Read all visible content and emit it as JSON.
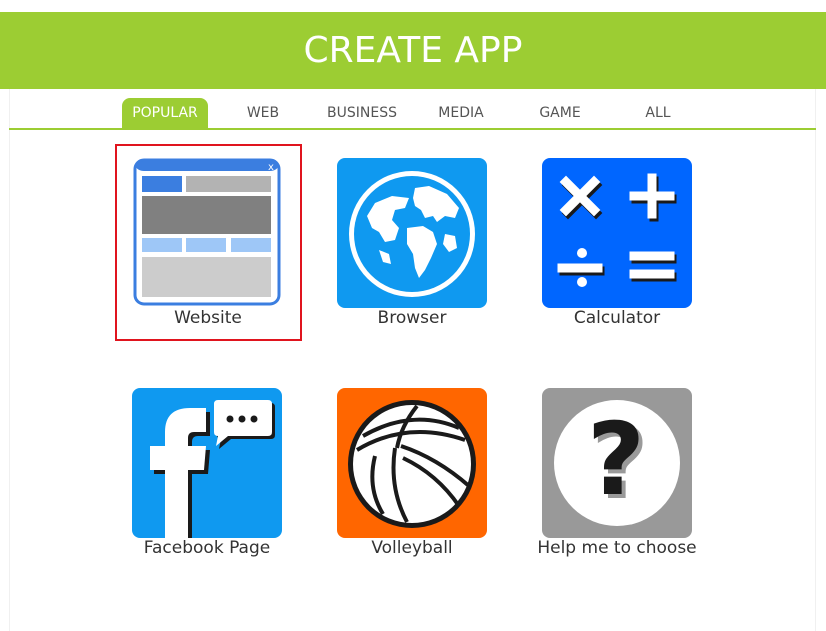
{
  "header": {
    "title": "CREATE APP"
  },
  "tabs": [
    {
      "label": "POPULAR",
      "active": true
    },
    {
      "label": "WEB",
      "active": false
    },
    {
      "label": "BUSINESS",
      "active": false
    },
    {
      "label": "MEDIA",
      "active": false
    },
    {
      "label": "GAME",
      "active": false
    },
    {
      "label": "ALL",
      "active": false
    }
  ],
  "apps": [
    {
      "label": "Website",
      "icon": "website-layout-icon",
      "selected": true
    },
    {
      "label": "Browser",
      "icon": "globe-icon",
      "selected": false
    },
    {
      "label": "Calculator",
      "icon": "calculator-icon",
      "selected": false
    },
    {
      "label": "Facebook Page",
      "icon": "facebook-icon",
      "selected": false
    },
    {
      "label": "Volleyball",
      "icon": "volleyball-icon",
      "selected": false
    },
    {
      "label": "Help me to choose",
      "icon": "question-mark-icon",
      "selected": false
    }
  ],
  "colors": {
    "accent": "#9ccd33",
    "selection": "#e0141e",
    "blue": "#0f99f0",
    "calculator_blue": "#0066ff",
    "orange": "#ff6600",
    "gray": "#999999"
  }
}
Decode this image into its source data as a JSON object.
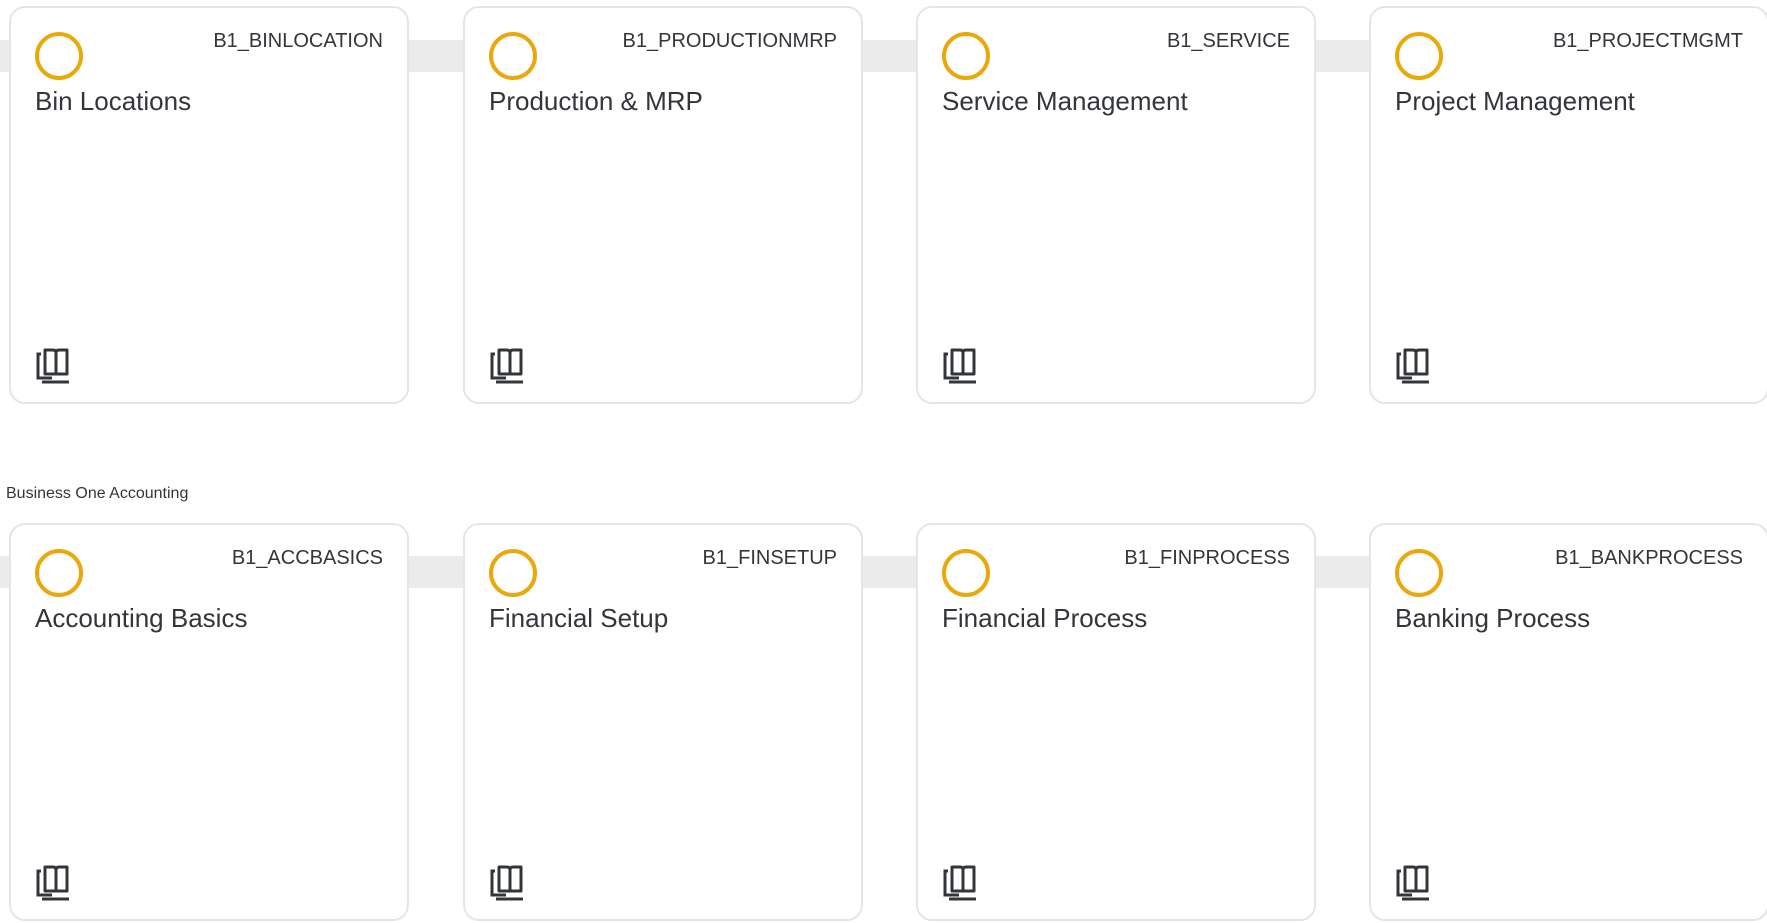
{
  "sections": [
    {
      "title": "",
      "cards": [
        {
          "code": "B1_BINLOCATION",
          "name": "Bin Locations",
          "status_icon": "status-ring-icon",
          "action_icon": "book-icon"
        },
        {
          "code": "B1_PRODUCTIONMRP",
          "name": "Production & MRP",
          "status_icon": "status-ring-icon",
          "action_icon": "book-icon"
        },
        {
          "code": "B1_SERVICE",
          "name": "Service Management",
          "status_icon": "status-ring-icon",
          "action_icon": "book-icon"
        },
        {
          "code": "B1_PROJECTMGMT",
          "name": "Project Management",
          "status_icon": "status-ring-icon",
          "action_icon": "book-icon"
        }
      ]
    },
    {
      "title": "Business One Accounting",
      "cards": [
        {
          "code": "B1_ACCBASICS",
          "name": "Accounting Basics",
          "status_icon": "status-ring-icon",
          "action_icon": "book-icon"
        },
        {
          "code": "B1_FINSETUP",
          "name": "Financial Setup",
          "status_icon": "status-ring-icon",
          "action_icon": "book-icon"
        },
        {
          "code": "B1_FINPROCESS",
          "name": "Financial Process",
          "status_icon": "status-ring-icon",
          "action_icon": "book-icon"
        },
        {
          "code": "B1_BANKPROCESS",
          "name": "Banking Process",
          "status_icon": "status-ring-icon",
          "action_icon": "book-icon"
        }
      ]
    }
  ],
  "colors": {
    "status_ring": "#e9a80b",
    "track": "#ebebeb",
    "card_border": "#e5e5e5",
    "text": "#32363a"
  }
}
----------
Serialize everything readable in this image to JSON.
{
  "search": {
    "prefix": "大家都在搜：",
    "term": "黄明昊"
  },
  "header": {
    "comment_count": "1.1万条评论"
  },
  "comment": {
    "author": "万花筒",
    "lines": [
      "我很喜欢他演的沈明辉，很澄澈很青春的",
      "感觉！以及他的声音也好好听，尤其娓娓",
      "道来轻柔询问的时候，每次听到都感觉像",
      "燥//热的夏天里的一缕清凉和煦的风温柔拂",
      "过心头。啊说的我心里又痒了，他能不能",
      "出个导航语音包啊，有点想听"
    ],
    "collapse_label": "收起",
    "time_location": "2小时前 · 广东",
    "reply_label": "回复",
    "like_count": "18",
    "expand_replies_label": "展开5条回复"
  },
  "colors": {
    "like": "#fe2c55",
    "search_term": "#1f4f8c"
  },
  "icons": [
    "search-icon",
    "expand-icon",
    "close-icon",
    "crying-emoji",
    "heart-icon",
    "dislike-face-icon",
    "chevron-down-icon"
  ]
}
----------
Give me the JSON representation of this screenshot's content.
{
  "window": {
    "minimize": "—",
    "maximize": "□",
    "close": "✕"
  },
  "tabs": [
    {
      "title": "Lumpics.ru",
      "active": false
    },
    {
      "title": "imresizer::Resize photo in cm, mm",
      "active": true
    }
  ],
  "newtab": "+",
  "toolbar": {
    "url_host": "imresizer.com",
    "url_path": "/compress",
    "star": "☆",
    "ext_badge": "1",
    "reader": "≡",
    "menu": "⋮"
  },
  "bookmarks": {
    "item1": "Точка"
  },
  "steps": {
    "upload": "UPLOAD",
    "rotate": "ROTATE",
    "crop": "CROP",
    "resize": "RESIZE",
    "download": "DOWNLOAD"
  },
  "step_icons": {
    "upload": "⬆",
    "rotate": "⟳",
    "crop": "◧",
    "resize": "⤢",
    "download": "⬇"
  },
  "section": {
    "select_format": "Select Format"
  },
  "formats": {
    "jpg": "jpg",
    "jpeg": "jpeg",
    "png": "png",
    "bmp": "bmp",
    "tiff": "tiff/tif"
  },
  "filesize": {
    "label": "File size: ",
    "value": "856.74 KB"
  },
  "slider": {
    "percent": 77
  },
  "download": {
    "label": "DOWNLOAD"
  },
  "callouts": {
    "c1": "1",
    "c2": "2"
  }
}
----------
» Exercise goal:
Select the lines in this material that hold the word "content", leaving none out.

» Response:
Read all visible content and emit it as JSON.
Give me the JSON representation of this screenshot's content.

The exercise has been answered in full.